Exercise description: All the data should come back exactly as it was given.

── Recorded data

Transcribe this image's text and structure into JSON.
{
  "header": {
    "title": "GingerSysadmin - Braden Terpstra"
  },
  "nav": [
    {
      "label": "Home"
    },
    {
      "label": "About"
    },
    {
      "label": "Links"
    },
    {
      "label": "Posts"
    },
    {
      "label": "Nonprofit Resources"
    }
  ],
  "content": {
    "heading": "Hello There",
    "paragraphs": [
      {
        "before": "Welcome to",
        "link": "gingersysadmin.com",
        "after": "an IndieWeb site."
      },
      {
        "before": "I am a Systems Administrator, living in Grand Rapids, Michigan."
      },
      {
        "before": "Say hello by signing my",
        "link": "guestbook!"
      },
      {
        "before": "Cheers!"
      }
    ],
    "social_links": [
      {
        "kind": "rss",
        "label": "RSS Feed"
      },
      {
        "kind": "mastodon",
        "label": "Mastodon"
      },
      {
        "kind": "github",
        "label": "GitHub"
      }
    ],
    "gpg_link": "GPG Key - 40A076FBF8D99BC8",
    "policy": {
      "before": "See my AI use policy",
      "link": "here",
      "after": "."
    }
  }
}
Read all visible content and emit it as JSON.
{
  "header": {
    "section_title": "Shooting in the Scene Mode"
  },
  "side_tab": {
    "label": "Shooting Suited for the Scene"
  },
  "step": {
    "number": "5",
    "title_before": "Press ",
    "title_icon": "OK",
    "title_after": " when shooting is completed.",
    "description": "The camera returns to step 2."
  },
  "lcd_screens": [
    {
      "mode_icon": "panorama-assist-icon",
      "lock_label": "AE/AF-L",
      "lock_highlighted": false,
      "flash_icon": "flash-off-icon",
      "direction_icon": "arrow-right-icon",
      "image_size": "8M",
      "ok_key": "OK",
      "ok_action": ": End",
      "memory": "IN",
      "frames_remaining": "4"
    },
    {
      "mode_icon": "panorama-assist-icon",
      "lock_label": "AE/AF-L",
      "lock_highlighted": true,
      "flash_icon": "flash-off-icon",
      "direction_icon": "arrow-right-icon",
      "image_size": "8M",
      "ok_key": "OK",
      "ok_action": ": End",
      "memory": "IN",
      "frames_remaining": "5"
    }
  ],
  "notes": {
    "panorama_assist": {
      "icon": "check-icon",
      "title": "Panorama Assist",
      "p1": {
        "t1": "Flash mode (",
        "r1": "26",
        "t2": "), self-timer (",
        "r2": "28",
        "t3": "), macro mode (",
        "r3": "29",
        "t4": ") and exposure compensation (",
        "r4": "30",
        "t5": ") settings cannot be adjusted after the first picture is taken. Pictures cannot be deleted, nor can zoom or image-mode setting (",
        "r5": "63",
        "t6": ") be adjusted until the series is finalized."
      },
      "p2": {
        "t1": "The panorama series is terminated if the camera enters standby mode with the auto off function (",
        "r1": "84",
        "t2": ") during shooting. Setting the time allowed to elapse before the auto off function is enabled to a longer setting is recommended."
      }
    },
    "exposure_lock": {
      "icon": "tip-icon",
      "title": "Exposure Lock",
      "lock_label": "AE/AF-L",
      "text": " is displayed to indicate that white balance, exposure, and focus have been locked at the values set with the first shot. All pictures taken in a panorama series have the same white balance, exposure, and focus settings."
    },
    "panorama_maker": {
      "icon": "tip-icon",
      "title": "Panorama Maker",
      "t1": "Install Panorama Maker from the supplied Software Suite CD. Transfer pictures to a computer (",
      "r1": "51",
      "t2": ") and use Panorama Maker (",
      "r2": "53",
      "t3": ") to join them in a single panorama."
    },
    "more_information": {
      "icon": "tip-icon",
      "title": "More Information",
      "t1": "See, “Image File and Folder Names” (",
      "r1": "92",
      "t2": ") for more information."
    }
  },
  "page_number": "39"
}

────

Finished answer:
Transcribe this image's text and structure into JSON.
{
  "header": {
    "title": "GingerSysadmin - Braden Terpstra"
  },
  "nav": [
    {
      "label": "Home"
    },
    {
      "label": "About"
    },
    {
      "label": "Links"
    },
    {
      "label": "Posts"
    },
    {
      "label": "Nonprofit Resources"
    }
  ],
  "content": {
    "heading": "Hello There",
    "paragraphs": [
      {
        "before": "Welcome to",
        "link": "gingersysadmin.com",
        "after": "an IndieWeb site."
      },
      {
        "before": "I am a Systems Administrator, living in Grand Rapids, Michigan."
      },
      {
        "before": "Say hello by signing my",
        "link": "guestbook!"
      },
      {
        "before": "Cheers!"
      }
    ],
    "social_links": [
      {
        "kind": "rss",
        "label": "RSS Feed"
      },
      {
        "kind": "mastodon",
        "label": "Mastodon"
      },
      {
        "kind": "github",
        "label": "GitHub"
      }
    ],
    "gpg_link": "GPG Key - 40A076FBF8D99BC8",
    "policy": {
      "before": "See my AI use policy",
      "link": "here",
      "after": "."
    }
  }
}
Read all visible content and emit it as JSON.
{
  "header": {
    "section_title": "Shooting in the Scene Mode"
  },
  "side_tab": {
    "label": "Shooting Suited for the Scene"
  },
  "step": {
    "number": "5",
    "title_before": "Press ",
    "title_icon": "OK",
    "title_after": " when shooting is completed.",
    "description": "The camera returns to step 2."
  },
  "lcd_screens": [
    {
      "mode_icon": "panorama-assist-icon",
      "lock_label": "AE/AF-L",
      "lock_highlighted": false,
      "flash_icon": "flash-off-icon",
      "direction_icon": "arrow-right-icon",
      "image_size": "8M",
      "ok_key": "OK",
      "ok_action": ": End",
      "memory": "IN",
      "frames_remaining": "4"
    },
    {
      "mode_icon": "panorama-assist-icon",
      "lock_label": "AE/AF-L",
      "lock_highlighted": true,
      "flash_icon": "flash-off-icon",
      "direction_icon": "arrow-right-icon",
      "image_size": "8M",
      "ok_key": "OK",
      "ok_action": ": End",
      "memory": "IN",
      "frames_remaining": "5"
    }
  ],
  "notes": {
    "panorama_assist": {
      "icon": "check-icon",
      "title": "Panorama Assist",
      "p1": {
        "t1": "Flash mode (",
        "r1": "26",
        "t2": "), self-timer (",
        "r2": "28",
        "t3": "), macro mode (",
        "r3": "29",
        "t4": ") and exposure compensation (",
        "r4": "30",
        "t5": ") settings cannot be adjusted after the first picture is taken. Pictures cannot be deleted, nor can zoom or image-mode setting (",
        "r5": "63",
        "t6": ") be adjusted until the series is finalized."
      },
      "p2": {
        "t1": "The panorama series is terminated if the camera enters standby mode with the auto off function (",
        "r1": "84",
        "t2": ") during shooting. Setting the time allowed to elapse before the auto off function is enabled to a longer setting is recommended."
      }
    },
    "exposure_lock": {
      "icon": "tip-icon",
      "title": "Exposure Lock",
      "lock_label": "AE/AF-L",
      "text": " is displayed to indicate that white balance, exposure, and focus have been locked at the values set with the first shot. All pictures taken in a panorama series have the same white balance, exposure, and focus settings."
    },
    "panorama_maker": {
      "icon": "tip-icon",
      "title": "Panorama Maker",
      "t1": "Install Panorama Maker from the supplied Software Suite CD. Transfer pictures to a computer (",
      "r1": "51",
      "t2": ") and use Panorama Maker (",
      "r2": "53",
      "t3": ") to join them in a single panorama."
    },
    "more_information": {
      "icon": "tip-icon",
      "title": "More Information",
      "t1": "See, “Image File and Folder Names” (",
      "r1": "92",
      "t2": ") for more information."
    }
  },
  "page_number": "39"
}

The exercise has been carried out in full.